- [Exercise]: Collect from the data below each line with "name".

- [Dataset entries]:
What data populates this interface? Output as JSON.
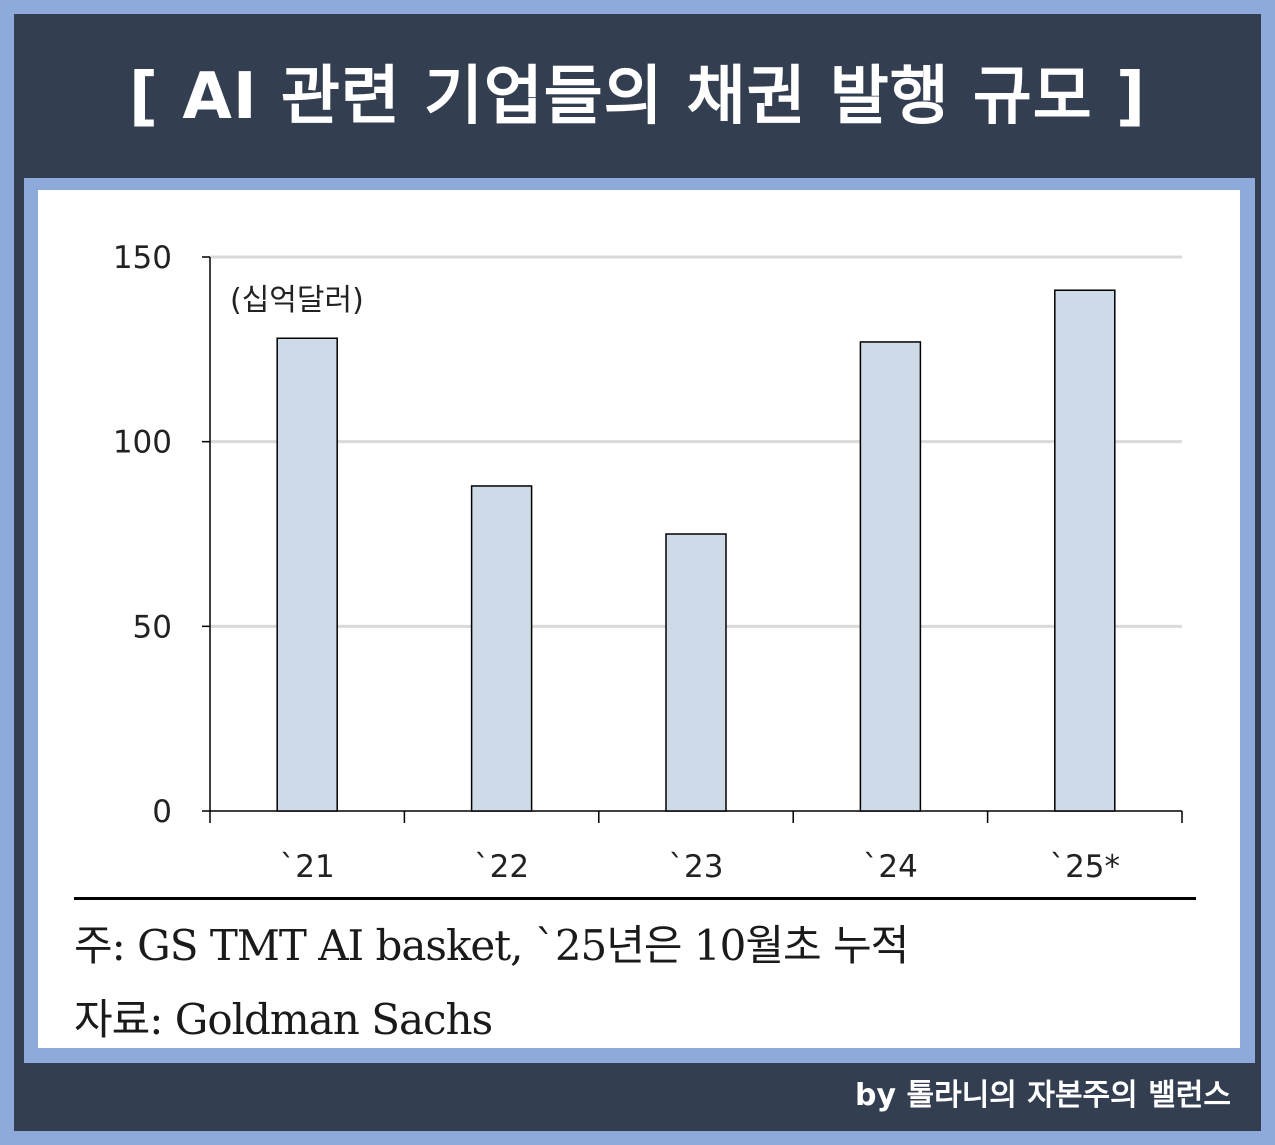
{
  "header": {
    "title": "[ AI  관련 기업들의 채권 발행 규모 ]"
  },
  "chart_data": {
    "type": "bar",
    "categories": [
      "`21",
      "`22",
      "`23",
      "`24",
      "`25*"
    ],
    "values": [
      128,
      88,
      75,
      127,
      141
    ],
    "unit_label": "(십억달러)",
    "ylim": [
      0,
      150
    ],
    "yticks": [
      "0",
      "50",
      "100",
      "150"
    ],
    "grid": true,
    "bar_fill": "#cfdae8",
    "bar_stroke": "#000000"
  },
  "notes": {
    "note": "주: GS TMT AI basket, `25년은 10월초 누적",
    "source": "자료: Goldman Sachs"
  },
  "footer": {
    "credit": "by 톨라니의 자본주의 밸런스"
  },
  "colors": {
    "frame": "#333e50",
    "border": "#8eaadb"
  }
}
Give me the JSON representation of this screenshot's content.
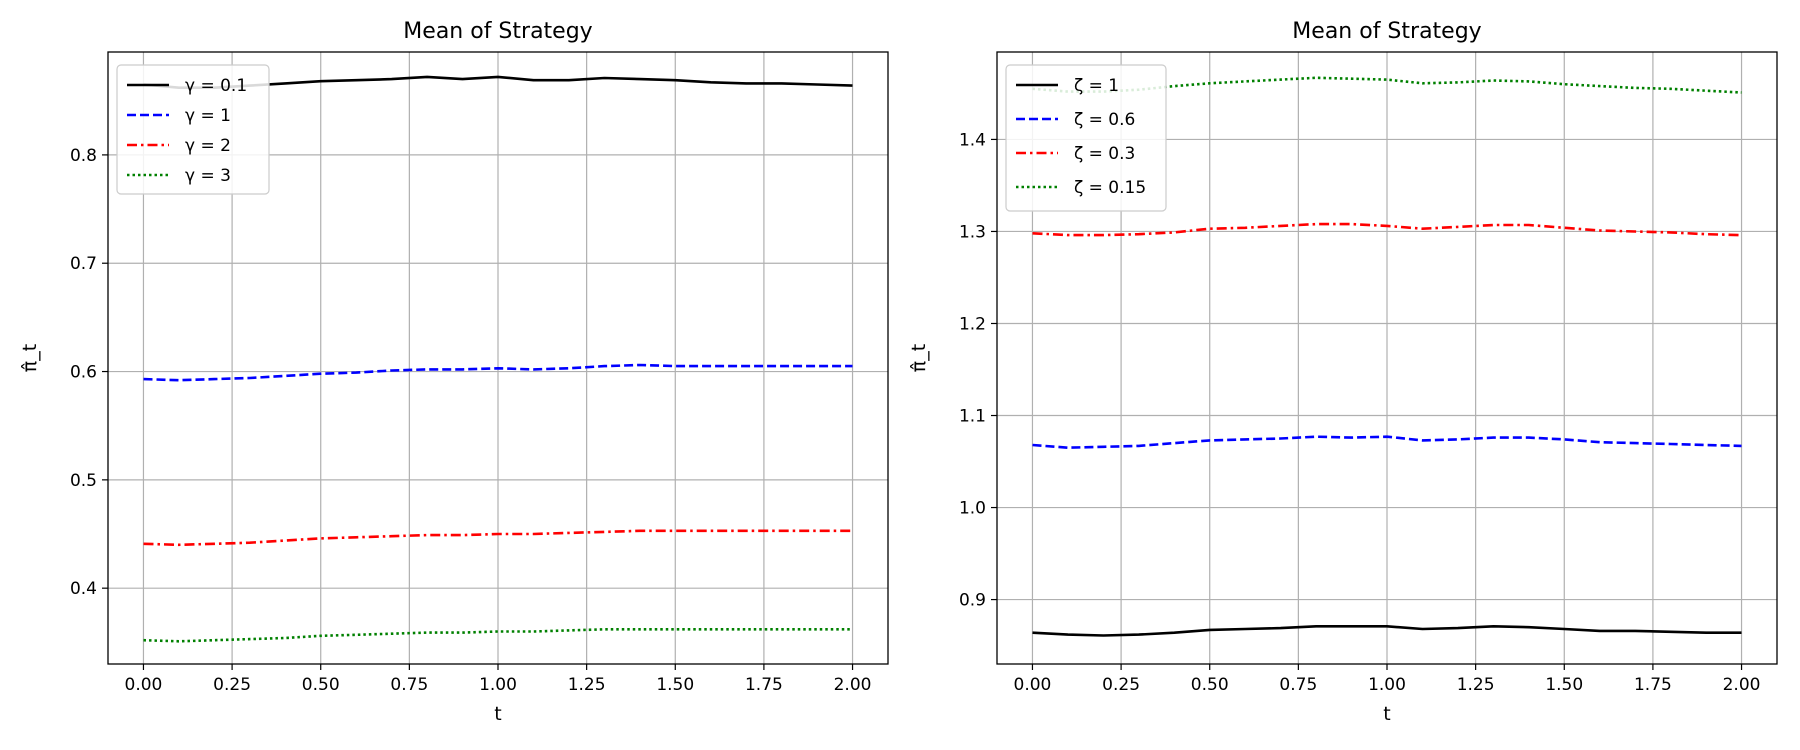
{
  "chart_data": [
    {
      "type": "line",
      "title": "Mean of Strategy",
      "xlabel": "t",
      "ylabel": "π̂_t",
      "xlim": [
        -0.1,
        2.1
      ],
      "ylim": [
        0.33,
        0.895
      ],
      "xticks": [
        0,
        0.25,
        0.5,
        0.75,
        1.0,
        1.25,
        1.5,
        1.75,
        2.0
      ],
      "xtick_labels": [
        "0.00",
        "0.25",
        "0.50",
        "0.75",
        "1.00",
        "1.25",
        "1.50",
        "1.75",
        "2.00"
      ],
      "yticks": [
        0.4,
        0.5,
        0.6,
        0.7,
        0.8
      ],
      "ytick_labels": [
        "0.4",
        "0.5",
        "0.6",
        "0.7",
        "0.8"
      ],
      "grid": true,
      "legend_position": "upper-left",
      "x": [
        0,
        0.1,
        0.2,
        0.3,
        0.4,
        0.5,
        0.6,
        0.7,
        0.8,
        0.9,
        1.0,
        1.1,
        1.2,
        1.3,
        1.4,
        1.5,
        1.6,
        1.7,
        1.8,
        1.9,
        2.0
      ],
      "series": [
        {
          "name": "γ = 0.1",
          "color": "#000000",
          "dash": "solid",
          "values": [
            0.865,
            0.862,
            0.862,
            0.864,
            0.866,
            0.868,
            0.869,
            0.87,
            0.872,
            0.87,
            0.872,
            0.869,
            0.869,
            0.871,
            0.87,
            0.869,
            0.867,
            0.866,
            0.866,
            0.865,
            0.864
          ]
        },
        {
          "name": "γ = 1",
          "color": "#0000ff",
          "dash": "dashed",
          "values": [
            0.593,
            0.592,
            0.593,
            0.594,
            0.596,
            0.598,
            0.599,
            0.601,
            0.602,
            0.602,
            0.603,
            0.602,
            0.603,
            0.605,
            0.606,
            0.605,
            0.605,
            0.605,
            0.605,
            0.605,
            0.605
          ]
        },
        {
          "name": "γ = 2",
          "color": "#ff0000",
          "dash": "dashdot",
          "values": [
            0.441,
            0.44,
            0.441,
            0.442,
            0.444,
            0.446,
            0.447,
            0.448,
            0.449,
            0.449,
            0.45,
            0.45,
            0.451,
            0.452,
            0.453,
            0.453,
            0.453,
            0.453,
            0.453,
            0.453,
            0.453
          ]
        },
        {
          "name": "γ = 3",
          "color": "#008000",
          "dash": "dotted",
          "values": [
            0.352,
            0.351,
            0.352,
            0.353,
            0.354,
            0.356,
            0.357,
            0.358,
            0.359,
            0.359,
            0.36,
            0.36,
            0.361,
            0.362,
            0.362,
            0.362,
            0.362,
            0.362,
            0.362,
            0.362,
            0.362
          ]
        }
      ]
    },
    {
      "type": "line",
      "title": "Mean of Strategy",
      "xlabel": "t",
      "ylabel": "π̂_t",
      "xlim": [
        -0.1,
        2.1
      ],
      "ylim": [
        0.83,
        1.495
      ],
      "xticks": [
        0,
        0.25,
        0.5,
        0.75,
        1.0,
        1.25,
        1.5,
        1.75,
        2.0
      ],
      "xtick_labels": [
        "0.00",
        "0.25",
        "0.50",
        "0.75",
        "1.00",
        "1.25",
        "1.50",
        "1.75",
        "2.00"
      ],
      "yticks": [
        0.9,
        1.0,
        1.1,
        1.2,
        1.3,
        1.4
      ],
      "ytick_labels": [
        "0.9",
        "1.0",
        "1.1",
        "1.2",
        "1.3",
        "1.4"
      ],
      "grid": true,
      "legend_position": "upper-left",
      "x": [
        0,
        0.1,
        0.2,
        0.3,
        0.4,
        0.5,
        0.6,
        0.7,
        0.8,
        0.9,
        1.0,
        1.1,
        1.2,
        1.3,
        1.4,
        1.5,
        1.6,
        1.7,
        1.8,
        1.9,
        2.0
      ],
      "series": [
        {
          "name": "ζ = 1",
          "color": "#000000",
          "dash": "solid",
          "values": [
            0.864,
            0.862,
            0.861,
            0.862,
            0.864,
            0.867,
            0.868,
            0.869,
            0.871,
            0.871,
            0.871,
            0.868,
            0.869,
            0.871,
            0.87,
            0.868,
            0.866,
            0.866,
            0.865,
            0.864,
            0.864
          ]
        },
        {
          "name": "ζ = 0.6",
          "color": "#0000ff",
          "dash": "dashed",
          "values": [
            1.068,
            1.065,
            1.066,
            1.067,
            1.07,
            1.073,
            1.074,
            1.075,
            1.077,
            1.076,
            1.077,
            1.073,
            1.074,
            1.076,
            1.076,
            1.074,
            1.071,
            1.07,
            1.069,
            1.068,
            1.067
          ]
        },
        {
          "name": "ζ = 0.3",
          "color": "#ff0000",
          "dash": "dashdot",
          "values": [
            1.298,
            1.296,
            1.296,
            1.297,
            1.299,
            1.303,
            1.304,
            1.306,
            1.308,
            1.308,
            1.306,
            1.303,
            1.305,
            1.307,
            1.307,
            1.304,
            1.301,
            1.3,
            1.299,
            1.297,
            1.296
          ]
        },
        {
          "name": "ζ = 0.15",
          "color": "#008000",
          "dash": "dotted",
          "values": [
            1.455,
            1.452,
            1.452,
            1.454,
            1.458,
            1.461,
            1.463,
            1.465,
            1.467,
            1.466,
            1.465,
            1.461,
            1.462,
            1.464,
            1.463,
            1.46,
            1.458,
            1.456,
            1.455,
            1.453,
            1.451
          ]
        }
      ]
    }
  ]
}
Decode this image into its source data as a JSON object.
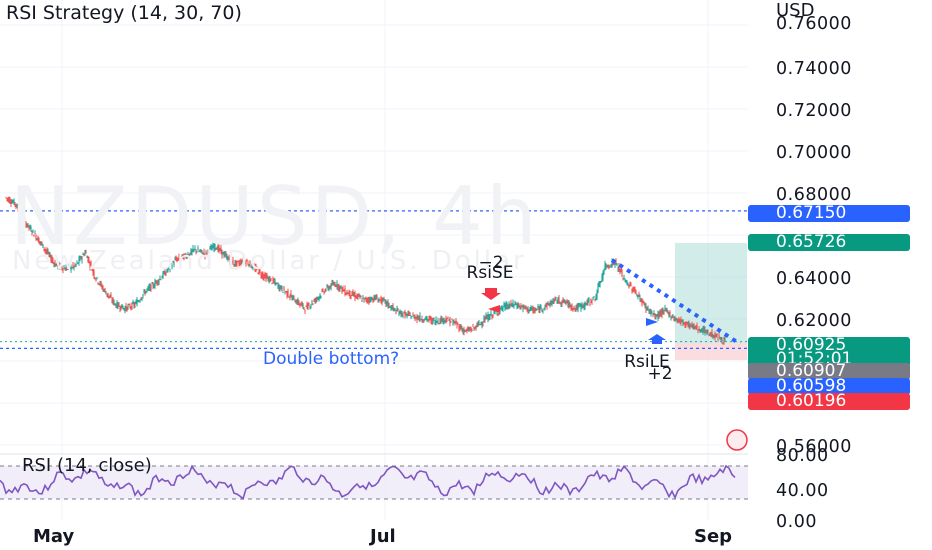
{
  "header": {
    "title": "RSI Strategy (14, 30, 70)",
    "currency": "USD"
  },
  "watermark": {
    "symbol": "NZDUSD, 4h",
    "description": "New Zealand Dollar / U.S. Dollar"
  },
  "price_axis": {
    "ticks": [
      "0.76000",
      "0.74000",
      "0.72000",
      "0.70000",
      "0.68000",
      "0.64000",
      "0.62000",
      "0.56000"
    ]
  },
  "price_badges": {
    "level_line": "0.67150",
    "target": "0.65726",
    "last_price": "0.60925",
    "countdown": "01:52:01",
    "stop_gray": "0.60907",
    "entry_blue": "0.60598",
    "stop_red": "0.60196"
  },
  "colors": {
    "up": "#26a69a",
    "down": "#ef5350",
    "blue": "#2962ff",
    "rsi": "#7e57c2",
    "badge_blue": "#2962ff",
    "badge_green": "#089981",
    "badge_gray": "#787b86",
    "badge_red": "#f23645"
  },
  "annotations": {
    "short_qty": "−2",
    "short_label": "RsiSE",
    "long_label": "RsiLE",
    "long_qty": "+2",
    "note": "Double bottom?"
  },
  "rsi_panel": {
    "label": "RSI (14, close)",
    "ticks": [
      "80.00",
      "40.00",
      "0.00"
    ]
  },
  "time_axis": {
    "labels": [
      "May",
      "Jul",
      "Sep"
    ]
  },
  "chart_data": {
    "type": "candlestick",
    "symbol": "NZDUSD",
    "interval": "4h",
    "ylim": [
      0.55,
      0.77
    ],
    "close_path": [
      [
        0,
        0.678
      ],
      [
        1,
        0.675
      ],
      [
        2,
        0.666
      ],
      [
        3,
        0.66
      ],
      [
        4,
        0.653
      ],
      [
        5,
        0.646
      ],
      [
        6,
        0.644
      ],
      [
        7,
        0.645
      ],
      [
        8,
        0.652
      ],
      [
        9,
        0.64
      ],
      [
        10,
        0.633
      ],
      [
        11,
        0.627
      ],
      [
        12,
        0.625
      ],
      [
        13,
        0.627
      ],
      [
        14,
        0.633
      ],
      [
        15,
        0.637
      ],
      [
        16,
        0.642
      ],
      [
        17,
        0.648
      ],
      [
        18,
        0.65
      ],
      [
        19,
        0.653
      ],
      [
        20,
        0.651
      ],
      [
        21,
        0.655
      ],
      [
        22,
        0.65
      ],
      [
        23,
        0.646
      ],
      [
        24,
        0.648
      ],
      [
        25,
        0.644
      ],
      [
        26,
        0.64
      ],
      [
        27,
        0.637
      ],
      [
        28,
        0.633
      ],
      [
        29,
        0.629
      ],
      [
        30,
        0.625
      ],
      [
        31,
        0.629
      ],
      [
        32,
        0.634
      ],
      [
        33,
        0.637
      ],
      [
        34,
        0.633
      ],
      [
        35,
        0.631
      ],
      [
        36,
        0.629
      ],
      [
        37,
        0.63
      ],
      [
        38,
        0.628
      ],
      [
        39,
        0.624
      ],
      [
        40,
        0.622
      ],
      [
        41,
        0.621
      ],
      [
        42,
        0.62
      ],
      [
        43,
        0.619
      ],
      [
        44,
        0.62
      ],
      [
        45,
        0.618
      ],
      [
        46,
        0.614
      ],
      [
        47,
        0.616
      ],
      [
        48,
        0.62
      ],
      [
        49,
        0.623
      ],
      [
        50,
        0.626
      ],
      [
        51,
        0.627
      ],
      [
        52,
        0.625
      ],
      [
        53,
        0.624
      ],
      [
        54,
        0.626
      ],
      [
        55,
        0.629
      ],
      [
        56,
        0.628
      ],
      [
        57,
        0.625
      ],
      [
        58,
        0.627
      ],
      [
        59,
        0.63
      ],
      [
        60,
        0.645
      ],
      [
        61,
        0.647
      ],
      [
        62,
        0.638
      ],
      [
        63,
        0.633
      ],
      [
        64,
        0.626
      ],
      [
        65,
        0.621
      ],
      [
        66,
        0.624
      ],
      [
        67,
        0.62
      ],
      [
        68,
        0.618
      ],
      [
        69,
        0.616
      ],
      [
        70,
        0.614
      ],
      [
        71,
        0.612
      ],
      [
        72,
        0.6093
      ]
    ]
  }
}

- [Expected output]:
          "name": "γ = 0.1",
          "name": "γ = 1",
          "name": "γ = 2",
          "name": "γ = 3",
          "name": "ζ = 1",
          "name": "ζ = 0.6",
          "name": "ζ = 0.3",
          "name": "ζ = 0.15",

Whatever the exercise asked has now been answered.